▽

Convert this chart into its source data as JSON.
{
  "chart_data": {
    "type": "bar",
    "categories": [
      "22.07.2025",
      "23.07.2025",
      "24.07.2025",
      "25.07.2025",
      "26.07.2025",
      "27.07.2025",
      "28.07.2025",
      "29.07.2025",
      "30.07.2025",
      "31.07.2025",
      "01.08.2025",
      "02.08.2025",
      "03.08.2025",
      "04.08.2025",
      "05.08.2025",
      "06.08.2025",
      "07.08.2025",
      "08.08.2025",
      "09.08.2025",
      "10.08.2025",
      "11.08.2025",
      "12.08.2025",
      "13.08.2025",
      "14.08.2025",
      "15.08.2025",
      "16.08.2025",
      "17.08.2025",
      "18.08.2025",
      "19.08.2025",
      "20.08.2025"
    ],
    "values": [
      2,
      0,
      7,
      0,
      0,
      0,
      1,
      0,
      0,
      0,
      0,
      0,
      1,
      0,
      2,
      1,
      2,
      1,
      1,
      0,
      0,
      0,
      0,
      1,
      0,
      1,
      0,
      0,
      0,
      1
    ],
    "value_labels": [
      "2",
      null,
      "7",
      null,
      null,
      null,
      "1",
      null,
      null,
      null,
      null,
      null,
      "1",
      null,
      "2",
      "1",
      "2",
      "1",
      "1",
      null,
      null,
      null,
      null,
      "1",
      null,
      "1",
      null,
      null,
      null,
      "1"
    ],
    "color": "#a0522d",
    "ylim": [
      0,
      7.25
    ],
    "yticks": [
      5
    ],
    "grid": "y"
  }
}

△

**Exercise prompt**
Restate the data above word for word, please.

**In response**
Convert this chart into its source data as JSON.
{
  "chart_data": {
    "type": "bar",
    "categories": [
      "22.07.2025",
      "23.07.2025",
      "24.07.2025",
      "25.07.2025",
      "26.07.2025",
      "27.07.2025",
      "28.07.2025",
      "29.07.2025",
      "30.07.2025",
      "31.07.2025",
      "01.08.2025",
      "02.08.2025",
      "03.08.2025",
      "04.08.2025",
      "05.08.2025",
      "06.08.2025",
      "07.08.2025",
      "08.08.2025",
      "09.08.2025",
      "10.08.2025",
      "11.08.2025",
      "12.08.2025",
      "13.08.2025",
      "14.08.2025",
      "15.08.2025",
      "16.08.2025",
      "17.08.2025",
      "18.08.2025",
      "19.08.2025",
      "20.08.2025"
    ],
    "values": [
      2,
      0,
      7,
      0,
      0,
      0,
      1,
      0,
      0,
      0,
      0,
      0,
      1,
      0,
      2,
      1,
      2,
      1,
      1,
      0,
      0,
      0,
      0,
      1,
      0,
      1,
      0,
      0,
      0,
      1
    ],
    "value_labels": [
      "2",
      null,
      "7",
      null,
      null,
      null,
      "1",
      null,
      null,
      null,
      null,
      null,
      "1",
      null,
      "2",
      "1",
      "2",
      "1",
      "1",
      null,
      null,
      null,
      null,
      "1",
      null,
      "1",
      null,
      null,
      null,
      "1"
    ],
    "color": "#a0522d",
    "ylim": [
      0,
      7.25
    ],
    "yticks": [
      5
    ],
    "grid": "y"
  }
}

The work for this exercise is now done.